| Problem to solve |
Below are the entries; count the lines in them that contain the word "Tygerhoek" and give only the number.

Some records
* * *
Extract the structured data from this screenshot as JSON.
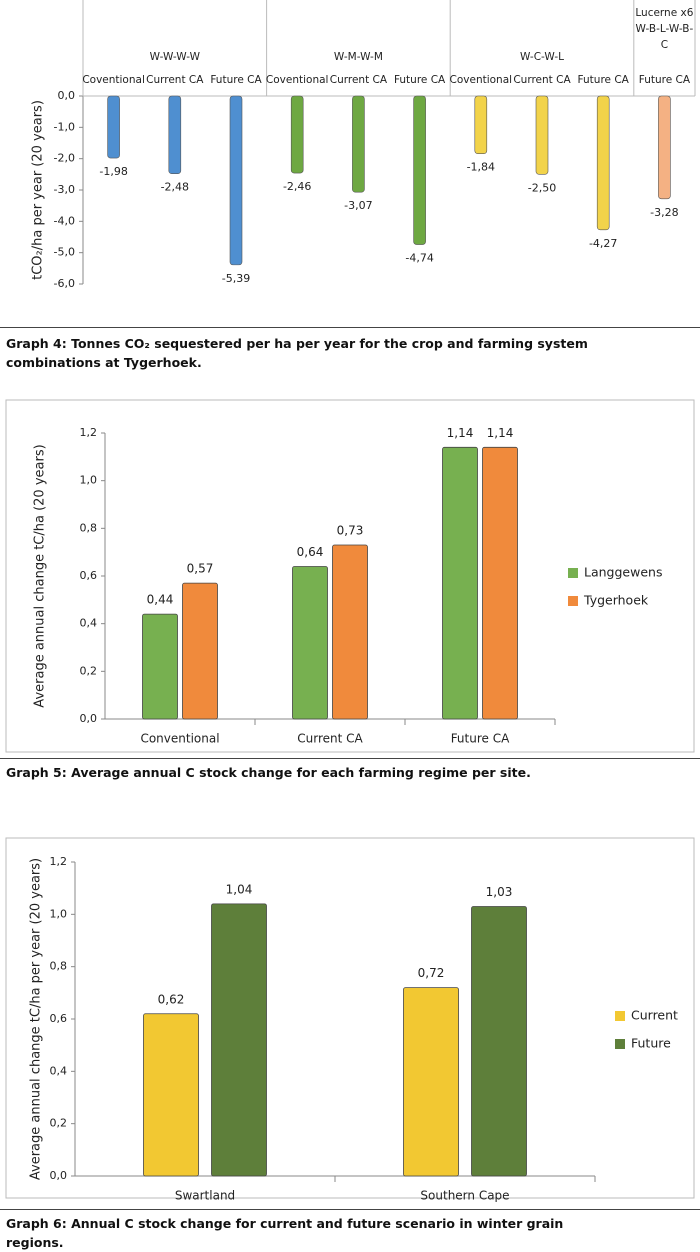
{
  "chart_data": [
    {
      "type": "grouped-bar",
      "caption": "Graph 4: Tonnes CO₂ sequestered per ha per year for the crop and farming system combinations at Tygerhoek.",
      "y_label": "tCO₂/ha per year (20 years)",
      "ylim": [
        -6,
        0
      ],
      "yticks": [
        {
          "value": 0,
          "label": "0,0"
        },
        {
          "value": -1,
          "label": "-1,0"
        },
        {
          "value": -2,
          "label": "-2,0"
        },
        {
          "value": -3,
          "label": "-3,0"
        },
        {
          "value": -4,
          "label": "-4,0"
        },
        {
          "value": -5,
          "label": "-5,0"
        },
        {
          "value": -6,
          "label": "-6,0"
        }
      ],
      "groups": [
        {
          "name": [
            "W-W-W-W"
          ],
          "color": "#4f8fd0",
          "categories": [
            "Coventional",
            "Current CA",
            "Future CA"
          ],
          "values": [
            -1.98,
            -2.48,
            -5.39
          ],
          "value_labels": [
            "-1,98",
            "-2,48",
            "-5,39"
          ]
        },
        {
          "name": [
            "W-M-W-M"
          ],
          "color": "#6ea842",
          "categories": [
            "Coventional",
            "Current CA",
            "Future CA"
          ],
          "values": [
            -2.46,
            -3.07,
            -4.74
          ],
          "value_labels": [
            "-2,46",
            "-3,07",
            "-4,74"
          ]
        },
        {
          "name": [
            "W-C-W-L"
          ],
          "color": "#f2d34a",
          "categories": [
            "Coventional",
            "Current CA",
            "Future CA"
          ],
          "values": [
            -1.84,
            -2.5,
            -4.27
          ],
          "value_labels": [
            "-1,84",
            "-2,50",
            "-4,27"
          ]
        },
        {
          "name": [
            "Lucerne x6",
            "W-B-L-W-B-",
            "C"
          ],
          "color": "#f4b183",
          "categories": [
            "Future CA"
          ],
          "values": [
            -3.28
          ],
          "value_labels": [
            "-3,28"
          ]
        }
      ]
    },
    {
      "type": "bar",
      "caption": "Graph 5: Average annual C stock change for each farming regime per site.",
      "y_label": "Average annual change tC/ha (20 years)",
      "categories": [
        "Conventional",
        "Current CA",
        "Future CA"
      ],
      "series": [
        {
          "name": "Langgewens",
          "color": "#77b050",
          "values": [
            0.44,
            0.64,
            1.14
          ],
          "value_labels": [
            "0,44",
            "0,64",
            "1,14"
          ]
        },
        {
          "name": "Tygerhoek",
          "color": "#f08a3c",
          "values": [
            0.57,
            0.73,
            1.14
          ],
          "value_labels": [
            "0,57",
            "0,73",
            "1,14"
          ]
        }
      ],
      "ylim": [
        0,
        1.2
      ],
      "yticks": [
        {
          "value": 0,
          "label": "0,0"
        },
        {
          "value": 0.2,
          "label": "0,2"
        },
        {
          "value": 0.4,
          "label": "0,4"
        },
        {
          "value": 0.6,
          "label": "0,6"
        },
        {
          "value": 0.8,
          "label": "0,8"
        },
        {
          "value": 1.0,
          "label": "1,0"
        },
        {
          "value": 1.2,
          "label": "1,2"
        }
      ],
      "legend": "right"
    },
    {
      "type": "bar",
      "caption": "Graph 6: Annual C stock change for current and future scenario in winter grain regions.",
      "y_label": "Average annual change tC/ha per year (20 years)",
      "categories": [
        "Swartland",
        "Southern Cape"
      ],
      "series": [
        {
          "name": "Current",
          "color": "#f2c832",
          "values": [
            0.62,
            0.72
          ],
          "value_labels": [
            "0,62",
            "0,72"
          ]
        },
        {
          "name": "Future",
          "color": "#5e7f3a",
          "values": [
            1.04,
            1.03
          ],
          "value_labels": [
            "1,04",
            "1,03"
          ]
        }
      ],
      "ylim": [
        0,
        1.2
      ],
      "yticks": [
        {
          "value": 0,
          "label": "0,0"
        },
        {
          "value": 0.2,
          "label": "0,2"
        },
        {
          "value": 0.4,
          "label": "0,4"
        },
        {
          "value": 0.6,
          "label": "0,6"
        },
        {
          "value": 0.8,
          "label": "0,8"
        },
        {
          "value": 1.0,
          "label": "1,0"
        },
        {
          "value": 1.2,
          "label": "1,2"
        }
      ],
      "legend": "right"
    }
  ]
}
* * *
| Result |
2